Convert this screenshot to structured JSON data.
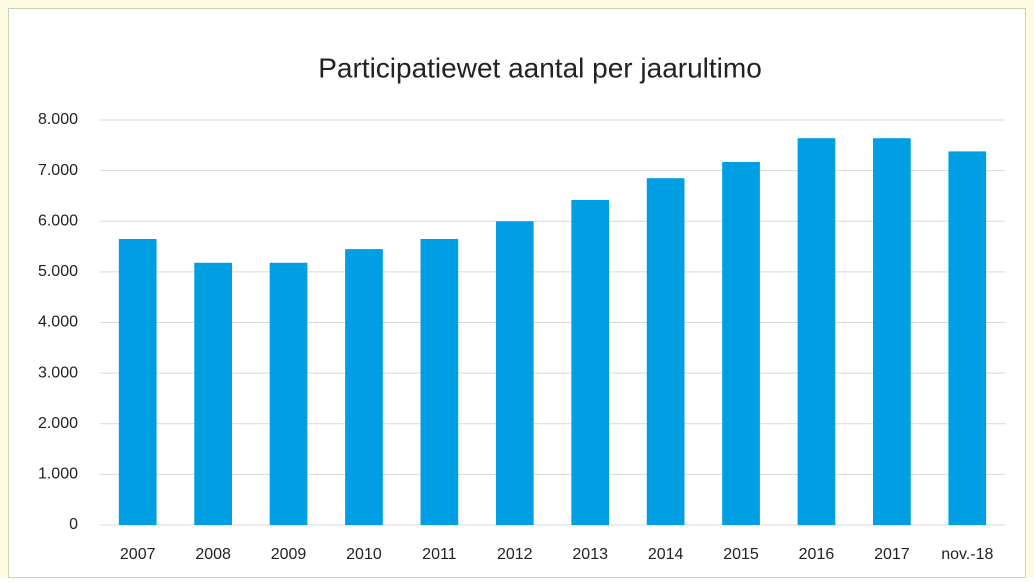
{
  "chart_data": {
    "type": "bar",
    "title": "Participatiewet aantal per jaarultimo",
    "categories": [
      "2007",
      "2008",
      "2009",
      "2010",
      "2011",
      "2012",
      "2013",
      "2014",
      "2015",
      "2016",
      "2017",
      "nov.-18"
    ],
    "values": [
      5650,
      5180,
      5180,
      5450,
      5650,
      6000,
      6420,
      6850,
      7170,
      7640,
      7640,
      7380
    ],
    "color": "#009fe3",
    "ylim": [
      0,
      8000
    ],
    "yticks": [
      0,
      {
        "value": 1000,
        "label": "1.000"
      },
      {
        "value": 2000,
        "label": "2.000"
      },
      {
        "value": 3000,
        "label": "3.000"
      },
      {
        "value": 4000,
        "label": "4.000"
      },
      {
        "value": 5000,
        "label": "5.000"
      },
      {
        "value": 6000,
        "label": "6.000"
      },
      {
        "value": 7000,
        "label": "7.000"
      },
      {
        "value": 8000,
        "label": "8.000"
      }
    ],
    "grid": true
  }
}
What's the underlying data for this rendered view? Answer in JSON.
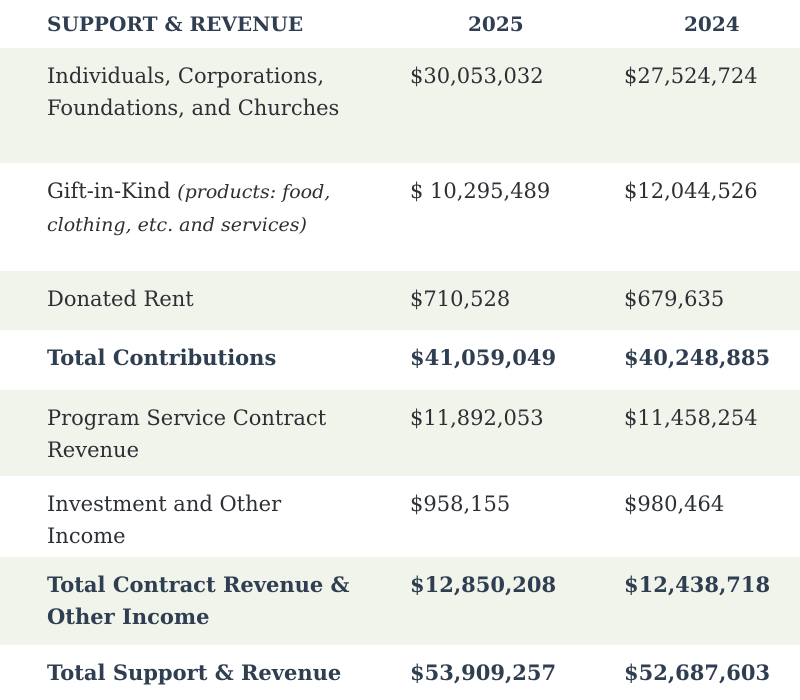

[What needs to be done]: Reproduce the records, all of them, word for word; omit the pictures.

[Written response]:
Convert this screenshot to structured JSON data.
{
  "chart_data": {
    "type": "bar",
    "title": "Participatiewet aantal per jaarultimo",
    "categories": [
      "2007",
      "2008",
      "2009",
      "2010",
      "2011",
      "2012",
      "2013",
      "2014",
      "2015",
      "2016",
      "2017",
      "nov.-18"
    ],
    "values": [
      5650,
      5180,
      5180,
      5450,
      5650,
      6000,
      6420,
      6850,
      7170,
      7640,
      7640,
      7380
    ],
    "color": "#009fe3",
    "ylim": [
      0,
      8000
    ],
    "yticks": [
      0,
      {
        "value": 1000,
        "label": "1.000"
      },
      {
        "value": 2000,
        "label": "2.000"
      },
      {
        "value": 3000,
        "label": "3.000"
      },
      {
        "value": 4000,
        "label": "4.000"
      },
      {
        "value": 5000,
        "label": "5.000"
      },
      {
        "value": 6000,
        "label": "6.000"
      },
      {
        "value": 7000,
        "label": "7.000"
      },
      {
        "value": 8000,
        "label": "8.000"
      }
    ],
    "grid": true
  }
}
What's the underlying data for this rendered view? Answer in JSON.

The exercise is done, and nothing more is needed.